■ **WHAT THIS TASK INVOLVES**:
Repeat the material exactly, every line of it.

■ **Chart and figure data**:
* * * *
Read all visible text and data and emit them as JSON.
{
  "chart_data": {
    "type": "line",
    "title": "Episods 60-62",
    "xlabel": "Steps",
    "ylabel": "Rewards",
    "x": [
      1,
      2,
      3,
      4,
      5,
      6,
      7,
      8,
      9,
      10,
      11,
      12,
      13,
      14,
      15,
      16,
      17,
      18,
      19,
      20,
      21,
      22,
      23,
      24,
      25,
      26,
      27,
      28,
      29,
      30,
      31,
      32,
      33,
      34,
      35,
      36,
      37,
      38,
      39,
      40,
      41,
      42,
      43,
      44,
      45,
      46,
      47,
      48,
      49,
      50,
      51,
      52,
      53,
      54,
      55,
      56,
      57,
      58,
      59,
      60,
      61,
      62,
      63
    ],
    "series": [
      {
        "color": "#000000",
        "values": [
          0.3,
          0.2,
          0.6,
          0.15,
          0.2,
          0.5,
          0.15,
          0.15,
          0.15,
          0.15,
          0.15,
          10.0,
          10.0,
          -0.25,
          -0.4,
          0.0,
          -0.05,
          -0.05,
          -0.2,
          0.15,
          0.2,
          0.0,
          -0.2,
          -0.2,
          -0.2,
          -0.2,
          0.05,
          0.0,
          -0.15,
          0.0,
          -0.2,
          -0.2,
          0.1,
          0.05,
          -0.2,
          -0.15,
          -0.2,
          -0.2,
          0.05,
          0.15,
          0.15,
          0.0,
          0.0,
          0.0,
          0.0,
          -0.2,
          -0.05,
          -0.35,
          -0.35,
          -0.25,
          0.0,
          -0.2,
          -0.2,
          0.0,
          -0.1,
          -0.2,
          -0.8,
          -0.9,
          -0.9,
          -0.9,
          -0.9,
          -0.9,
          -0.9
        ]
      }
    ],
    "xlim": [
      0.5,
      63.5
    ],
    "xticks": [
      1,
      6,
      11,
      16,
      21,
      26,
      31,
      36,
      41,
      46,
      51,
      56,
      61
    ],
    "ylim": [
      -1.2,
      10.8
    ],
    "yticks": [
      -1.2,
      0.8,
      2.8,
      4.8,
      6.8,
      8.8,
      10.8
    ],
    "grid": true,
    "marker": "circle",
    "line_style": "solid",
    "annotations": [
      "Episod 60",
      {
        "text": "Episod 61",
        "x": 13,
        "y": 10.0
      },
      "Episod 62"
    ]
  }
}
* * * *
■ **SOLUTION FOR THIS TASK**:
Read all visible text and data and emit them as JSON.
{
  "chart_data": {
    "type": "line",
    "title": "Episods 60-62",
    "xlabel": "Steps",
    "ylabel": "Rewards",
    "x": [
      1,
      2,
      3,
      4,
      5,
      6,
      7,
      8,
      9,
      10,
      11,
      12,
      13,
      14,
      15,
      16,
      17,
      18,
      19,
      20,
      21,
      22,
      23,
      24,
      25,
      26,
      27,
      28,
      29,
      30,
      31,
      32,
      33,
      34,
      35,
      36,
      37,
      38,
      39,
      40,
      41,
      42,
      43,
      44,
      45,
      46,
      47,
      48,
      49,
      50,
      51,
      52,
      53,
      54,
      55,
      56,
      57,
      58,
      59,
      60,
      61,
      62,
      63
    ],
    "series": [
      {
        "color": "#000000",
        "values": [
          0.3,
          0.2,
          0.6,
          0.15,
          0.2,
          0.5,
          0.15,
          0.15,
          0.15,
          0.15,
          0.15,
          10.0,
          10.0,
          -0.25,
          -0.4,
          0.0,
          -0.05,
          -0.05,
          -0.2,
          0.15,
          0.2,
          0.0,
          -0.2,
          -0.2,
          -0.2,
          -0.2,
          0.05,
          0.0,
          -0.15,
          0.0,
          -0.2,
          -0.2,
          0.1,
          0.05,
          -0.2,
          -0.15,
          -0.2,
          -0.2,
          0.05,
          0.15,
          0.15,
          0.0,
          0.0,
          0.0,
          0.0,
          -0.2,
          -0.05,
          -0.35,
          -0.35,
          -0.25,
          0.0,
          -0.2,
          -0.2,
          0.0,
          -0.1,
          -0.2,
          -0.8,
          -0.9,
          -0.9,
          -0.9,
          -0.9,
          -0.9,
          -0.9
        ]
      }
    ],
    "xlim": [
      0.5,
      63.5
    ],
    "xticks": [
      1,
      6,
      11,
      16,
      21,
      26,
      31,
      36,
      41,
      46,
      51,
      56,
      61
    ],
    "ylim": [
      -1.2,
      10.8
    ],
    "yticks": [
      -1.2,
      0.8,
      2.8,
      4.8,
      6.8,
      8.8,
      10.8
    ],
    "grid": true,
    "marker": "circle",
    "line_style": "solid",
    "annotations": [
      "Episod 60",
      {
        "text": "Episod 61",
        "x": 13,
        "y": 10.0
      },
      "Episod 62"
    ]
  }
}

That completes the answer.